Challenge => Give the listing again character for character, but drop the images.

Available data =>
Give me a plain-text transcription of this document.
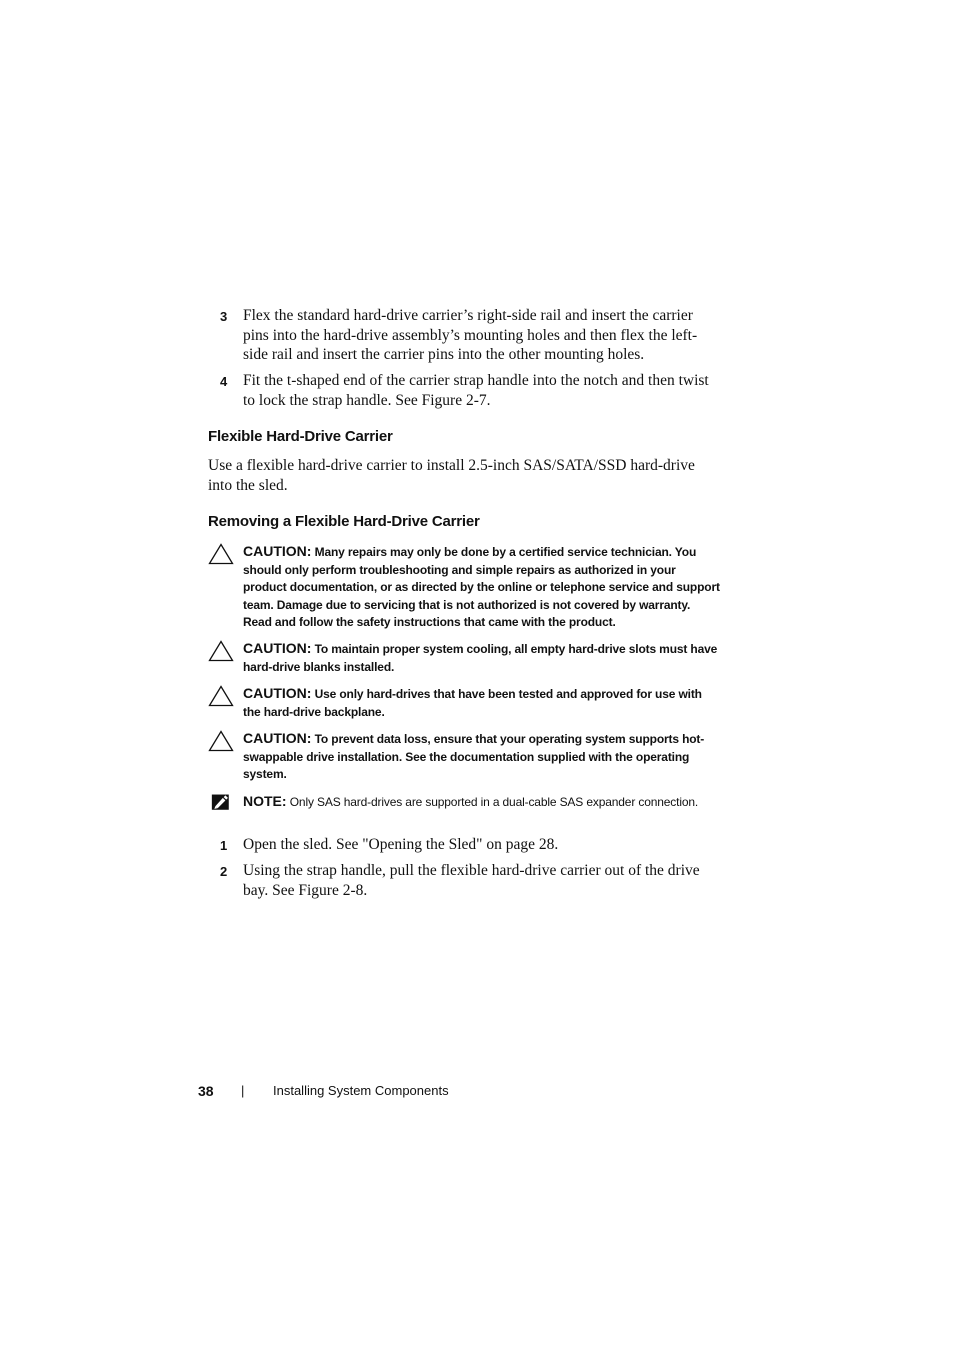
3 Flex the standard hard-drive carrier’s right-side rail and insert the carrier pins into the hard-drive assembly’s mounting holes and then flex the left-side rail and insert the carrier pins into the other mounting holes.
4 Fit the t-shaped end of the carrier strap handle into the notch and then twist to lock the strap handle. See Figure 2-7.
Flexible Hard-Drive Carrier
Use a flexible hard-drive carrier to install 2.5-inch SAS/SATA/SSD hard-drive into the sled.
Removing a Flexible Hard-Drive Carrier
CAUTION: Many repairs may only be done by a certified service technician. You should only perform troubleshooting and simple repairs as authorized in your product documentation, or as directed by the online or telephone service and support team. Damage due to servicing that is not authorized is not covered by warranty. Read and follow the safety instructions that came with the product.
CAUTION: To maintain proper system cooling, all empty hard-drive slots must have hard-drive blanks installed.
CAUTION: Use only hard-drives that have been tested and approved for use with the hard-drive backplane.
CAUTION: To prevent data loss, ensure that your operating system supports hot-swappable drive installation. See the documentation supplied with the operating system.
NOTE: Only SAS hard-drives are supported in a dual-cable SAS expander connection.
1 Open the sled. See "Opening the Sled" on page 28.
2 Using the strap handle, pull the flexible hard-drive carrier out of the drive bay. See Figure 2-8.
38 | Installing System Components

The solution =>
Give me a plain-text transcription of this document.
3 Flex the standard hard-drive carrier’s right-side rail and insert the carrier pins into the hard-drive assembly’s mounting holes and then flex the left-side rail and insert the carrier pins into the other mounting holes.
4 Fit the t-shaped end of the carrier strap handle into the notch and then twist to lock the strap handle. See Figure 2-7.
Flexible Hard-Drive Carrier
Use a flexible hard-drive carrier to install 2.5-inch SAS/SATA/SSD hard-drive into the sled.
Removing a Flexible Hard-Drive Carrier
CAUTION: Many repairs may only be done by a certified service technician. You should only perform troubleshooting and simple repairs as authorized in your product documentation, or as directed by the online or telephone service and support team. Damage due to servicing that is not authorized is not covered by warranty. Read and follow the safety instructions that came with the product.
CAUTION: To maintain proper system cooling, all empty hard-drive slots must have hard-drive blanks installed.
CAUTION: Use only hard-drives that have been tested and approved for use with the hard-drive backplane.
CAUTION: To prevent data loss, ensure that your operating system supports hot-swappable drive installation. See the documentation supplied with the operating system.
NOTE: Only SAS hard-drives are supported in a dual-cable SAS expander connection.
1 Open the sled. See "Opening the Sled" on page 28.
2 Using the strap handle, pull the flexible hard-drive carrier out of the drive bay. See Figure 2-8.
38 | Installing System Components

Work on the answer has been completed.